SET EXERCISE >> Search the entries for the word "ideberbagi" and pull out each line that has it.

INPUT >>

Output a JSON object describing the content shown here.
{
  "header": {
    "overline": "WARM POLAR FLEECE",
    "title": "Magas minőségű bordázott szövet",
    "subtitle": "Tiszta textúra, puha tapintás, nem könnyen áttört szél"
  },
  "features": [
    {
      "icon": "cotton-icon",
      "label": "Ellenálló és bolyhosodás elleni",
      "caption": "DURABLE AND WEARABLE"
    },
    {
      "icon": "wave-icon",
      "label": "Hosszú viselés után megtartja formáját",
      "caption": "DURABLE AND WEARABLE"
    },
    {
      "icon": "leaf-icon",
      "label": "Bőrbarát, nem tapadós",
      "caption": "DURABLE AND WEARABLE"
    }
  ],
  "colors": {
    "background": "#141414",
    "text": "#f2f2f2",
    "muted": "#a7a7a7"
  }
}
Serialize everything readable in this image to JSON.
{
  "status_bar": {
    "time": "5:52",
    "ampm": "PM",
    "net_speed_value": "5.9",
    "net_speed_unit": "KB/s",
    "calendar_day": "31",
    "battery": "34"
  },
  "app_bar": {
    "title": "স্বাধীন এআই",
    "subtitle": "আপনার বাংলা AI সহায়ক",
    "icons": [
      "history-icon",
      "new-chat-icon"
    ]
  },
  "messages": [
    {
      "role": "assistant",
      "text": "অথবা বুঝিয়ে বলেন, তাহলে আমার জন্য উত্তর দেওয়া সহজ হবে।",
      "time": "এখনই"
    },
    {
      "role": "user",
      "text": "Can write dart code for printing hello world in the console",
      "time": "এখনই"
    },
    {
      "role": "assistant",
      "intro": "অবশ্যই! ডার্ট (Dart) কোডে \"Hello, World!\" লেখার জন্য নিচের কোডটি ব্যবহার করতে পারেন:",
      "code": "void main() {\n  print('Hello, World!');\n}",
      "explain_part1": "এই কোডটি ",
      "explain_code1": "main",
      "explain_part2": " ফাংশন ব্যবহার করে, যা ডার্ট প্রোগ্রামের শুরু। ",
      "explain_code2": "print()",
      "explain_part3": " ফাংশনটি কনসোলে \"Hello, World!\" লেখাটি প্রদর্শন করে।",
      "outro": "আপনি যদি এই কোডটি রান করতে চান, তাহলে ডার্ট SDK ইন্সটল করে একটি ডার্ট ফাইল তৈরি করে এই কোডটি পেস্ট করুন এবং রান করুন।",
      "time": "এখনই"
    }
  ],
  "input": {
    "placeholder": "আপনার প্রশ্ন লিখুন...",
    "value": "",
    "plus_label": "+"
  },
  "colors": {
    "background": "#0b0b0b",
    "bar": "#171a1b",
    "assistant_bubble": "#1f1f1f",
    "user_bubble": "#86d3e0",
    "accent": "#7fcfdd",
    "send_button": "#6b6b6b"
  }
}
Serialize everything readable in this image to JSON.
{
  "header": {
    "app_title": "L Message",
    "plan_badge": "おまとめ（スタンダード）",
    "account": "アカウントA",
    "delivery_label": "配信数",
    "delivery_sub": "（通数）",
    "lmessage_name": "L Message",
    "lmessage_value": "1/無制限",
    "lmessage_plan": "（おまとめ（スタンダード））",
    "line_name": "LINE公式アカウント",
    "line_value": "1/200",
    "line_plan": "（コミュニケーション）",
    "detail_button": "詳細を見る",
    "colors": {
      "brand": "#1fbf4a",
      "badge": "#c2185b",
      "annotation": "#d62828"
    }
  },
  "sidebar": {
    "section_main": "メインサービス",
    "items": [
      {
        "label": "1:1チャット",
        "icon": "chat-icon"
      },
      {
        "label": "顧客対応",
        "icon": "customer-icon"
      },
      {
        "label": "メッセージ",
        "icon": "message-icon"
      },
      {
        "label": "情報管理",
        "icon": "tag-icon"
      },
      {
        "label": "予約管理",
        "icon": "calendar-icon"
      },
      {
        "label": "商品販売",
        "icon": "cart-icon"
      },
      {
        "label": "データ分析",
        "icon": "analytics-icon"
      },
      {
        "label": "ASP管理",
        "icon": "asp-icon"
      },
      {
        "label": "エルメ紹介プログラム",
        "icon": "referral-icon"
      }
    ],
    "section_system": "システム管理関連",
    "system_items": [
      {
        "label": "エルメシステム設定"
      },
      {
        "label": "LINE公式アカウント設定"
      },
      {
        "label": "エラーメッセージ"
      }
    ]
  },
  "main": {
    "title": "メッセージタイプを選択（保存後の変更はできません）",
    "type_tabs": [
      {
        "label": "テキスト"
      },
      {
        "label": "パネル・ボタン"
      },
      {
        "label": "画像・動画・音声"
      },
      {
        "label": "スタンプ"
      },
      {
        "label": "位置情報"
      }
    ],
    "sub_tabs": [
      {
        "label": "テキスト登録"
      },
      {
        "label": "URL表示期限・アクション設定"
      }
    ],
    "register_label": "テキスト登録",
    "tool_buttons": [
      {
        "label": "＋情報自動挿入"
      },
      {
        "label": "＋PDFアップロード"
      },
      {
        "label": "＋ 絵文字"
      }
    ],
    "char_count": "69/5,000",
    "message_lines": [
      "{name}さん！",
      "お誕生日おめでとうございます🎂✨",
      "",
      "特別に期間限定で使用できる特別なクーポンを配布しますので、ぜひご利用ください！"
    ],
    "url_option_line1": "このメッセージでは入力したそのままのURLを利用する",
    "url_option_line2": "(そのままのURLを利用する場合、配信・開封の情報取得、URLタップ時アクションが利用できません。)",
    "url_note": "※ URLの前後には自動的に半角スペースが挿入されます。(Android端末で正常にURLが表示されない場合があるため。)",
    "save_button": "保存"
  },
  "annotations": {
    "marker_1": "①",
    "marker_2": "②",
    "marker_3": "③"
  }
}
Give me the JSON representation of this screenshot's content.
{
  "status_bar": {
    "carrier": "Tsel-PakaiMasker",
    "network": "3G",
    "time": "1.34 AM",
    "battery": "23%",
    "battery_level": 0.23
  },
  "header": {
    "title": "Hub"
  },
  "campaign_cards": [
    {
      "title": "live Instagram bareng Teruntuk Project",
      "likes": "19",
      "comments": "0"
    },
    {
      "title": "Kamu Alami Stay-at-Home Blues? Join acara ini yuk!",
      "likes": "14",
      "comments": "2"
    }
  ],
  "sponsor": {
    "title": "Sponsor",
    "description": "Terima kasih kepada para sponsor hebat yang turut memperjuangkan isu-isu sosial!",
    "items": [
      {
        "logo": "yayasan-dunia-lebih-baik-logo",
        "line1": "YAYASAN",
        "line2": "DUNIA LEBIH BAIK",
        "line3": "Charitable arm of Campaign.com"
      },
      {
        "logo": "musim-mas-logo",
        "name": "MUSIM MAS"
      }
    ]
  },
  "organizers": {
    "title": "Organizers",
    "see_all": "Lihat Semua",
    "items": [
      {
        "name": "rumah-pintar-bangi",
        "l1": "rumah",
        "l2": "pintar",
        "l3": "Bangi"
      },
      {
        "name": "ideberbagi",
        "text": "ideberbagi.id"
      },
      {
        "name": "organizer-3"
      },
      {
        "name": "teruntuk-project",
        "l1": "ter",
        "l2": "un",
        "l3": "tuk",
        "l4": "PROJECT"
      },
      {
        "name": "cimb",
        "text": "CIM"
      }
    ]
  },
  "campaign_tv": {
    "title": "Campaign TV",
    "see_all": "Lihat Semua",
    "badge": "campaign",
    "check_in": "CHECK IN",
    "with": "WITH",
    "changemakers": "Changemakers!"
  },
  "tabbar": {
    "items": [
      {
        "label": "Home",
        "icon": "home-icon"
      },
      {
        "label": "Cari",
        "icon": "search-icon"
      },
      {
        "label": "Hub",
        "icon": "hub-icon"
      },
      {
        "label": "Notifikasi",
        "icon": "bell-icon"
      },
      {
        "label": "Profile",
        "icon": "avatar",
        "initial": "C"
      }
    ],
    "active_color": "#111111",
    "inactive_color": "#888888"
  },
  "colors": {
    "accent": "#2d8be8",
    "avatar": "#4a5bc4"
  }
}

RESPONSE TO THE EXERCISE >>
        "name": "ideberbagi",
        "text": "ideberbagi.id"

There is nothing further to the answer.